DOCUMENT SECTION -
★ ★ ★ ★ ★ ★ ★

Significance. If the central claims hold, the work could meaningfully advance scheduling for exascale GPU clusters by reducing coordination and retry costs while providing deterministic survival without protocol-level overcommitment. The probe-first paradigm and lifecycle-aware Airlock policy address a relevant gap in handling transient vs. long-resident workloads. The design is internally consistent at the descriptive level and introduces no obvious circularity, but the absence of quantitative bounds or measurements leaves the O(1) and survival guarantees as untested proposals.

major comments (2)
  1. [Abstract] Abstract: the claim that control-plane work remains near O(1) is load-bearing for the central contribution, yet no complexity derivation, worst-case bound, or analysis of hidden coordination/retry costs under probabilistic splitting is supplied; the description of zone-level mechanisms and local arbitration remains qualitative.
  2. [Abstract] Abstract: the deterministic survival guarantees of Airlock rest on the ordered policy under memory pressure, but no correctness argument, recovery-time bounds, or evaluation of failure modes (e.g., when in-situ recovery or secondary re-addressing cannot complete) is provided, leaving the claim unsupported.

★ ★ ★ ★ ★ ★ ★

ITEMS -
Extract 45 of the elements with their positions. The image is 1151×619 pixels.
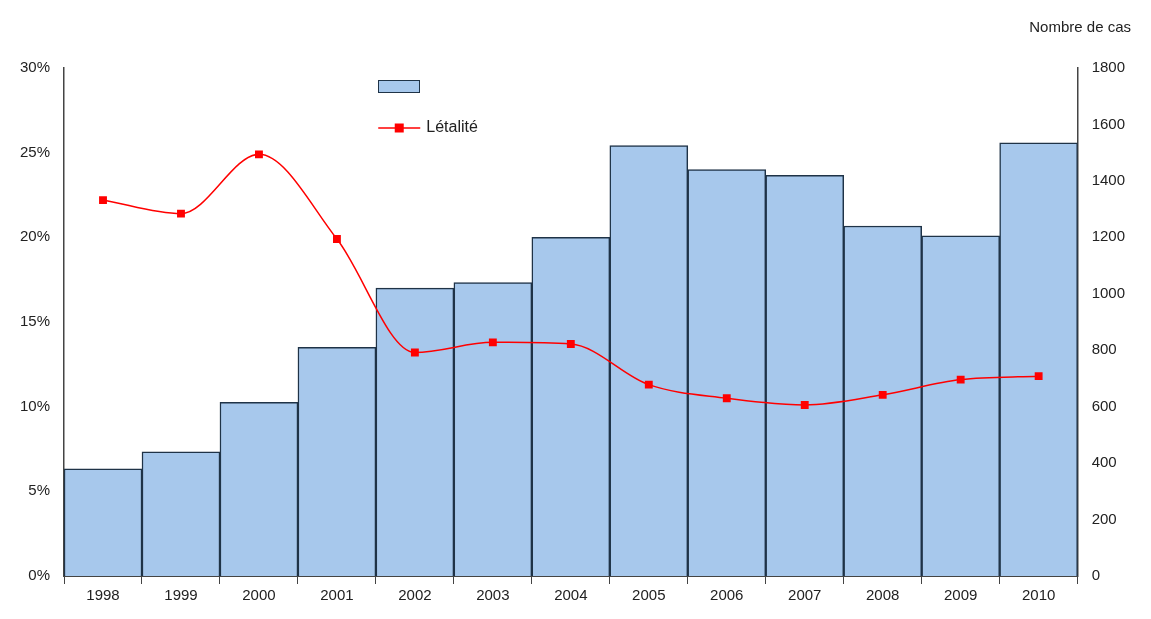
y-tick-label: 5% [28, 481, 51, 499]
y2-tick-label: 1200 [1091, 227, 1126, 245]
point [566, 340, 575, 348]
y2-tick-label: 600 [1091, 396, 1117, 414]
x-tick-label: 2003 [476, 586, 510, 604]
point [99, 196, 107, 205]
y2-tick-label: 200 [1091, 509, 1117, 527]
point [255, 150, 263, 159]
point [644, 380, 653, 389]
y2-tick-label: 800 [1091, 340, 1117, 358]
point [488, 338, 497, 347]
y-tick-label: 25% [19, 142, 51, 160]
y2-tick-label: 0 [1091, 566, 1100, 584]
x-tick-label: 1998 [86, 586, 120, 604]
x-tick-label: 2006 [710, 586, 744, 604]
y-tick-label: 15% [19, 312, 51, 330]
y2-tick-label: 1600 [1091, 114, 1126, 132]
x-tick-label: 2002 [398, 586, 432, 604]
x-tick-label: 2009 [943, 586, 978, 604]
x-tick-label: 2001 [320, 586, 354, 604]
x-tick-label: 2008 [866, 586, 900, 604]
y-tick-label: 20% [19, 227, 51, 245]
x-tick-label: 2007 [788, 586, 822, 604]
point [1034, 372, 1043, 381]
y2-tick-label: 1400 [1091, 171, 1126, 189]
point [177, 209, 185, 218]
point [878, 390, 887, 399]
y-tick-label: 30% [19, 58, 51, 76]
point [332, 235, 341, 243]
point [800, 401, 809, 409]
y2-tick-label: 400 [1091, 453, 1117, 471]
x-tick-label: 2004 [554, 586, 588, 604]
y2-tick-label: 1800 [1091, 58, 1126, 76]
legend-label: Létalité [426, 118, 478, 136]
x-tick-label: 2000 [242, 586, 276, 604]
x-tick-label: 2010 [1021, 586, 1056, 604]
y-tick-label: 0% [28, 566, 51, 584]
y-tick-label: 10% [19, 396, 51, 414]
y2-tick-label: 1000 [1091, 283, 1126, 301]
y2-axis-title: Nombre de cas [1029, 18, 1131, 36]
point [956, 375, 965, 384]
x-tick-label: 2005 [632, 586, 666, 604]
x-tick-label: 1999 [164, 586, 198, 604]
point [410, 348, 419, 357]
point [722, 394, 731, 403]
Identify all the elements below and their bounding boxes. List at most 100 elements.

★ ★ ★ ★ ★ ★ ★

WHAT YOU ARE ASKED TO DO -
From the review of the GPU cluster scheduling design, reproduce word for word the passage starting at "1. [Abstract] Abstract: the" and ending at "the claim unsupported.".

RESULT OF THE TASK -
1. [Abstract] Abstract: the claim that control-plane work remains near O(1) is load-bearing for the central contribution, yet no complexity derivation, worst-case bound, or analysis of hidden coordination/retry costs under probabilistic splitting is supplied; the description of zone-level mechanisms and local arbitration remains qualitative.
  2. [Abstract] Abstract: the deterministic survival guarantees of Airlock rest on the ordered policy under memory pressure, but no correctness argument, recovery-time bounds, or evaluation of failure modes (e.g., when in-situ recovery or secondary re-addressing cannot complete) is provided, leaving the claim unsupported.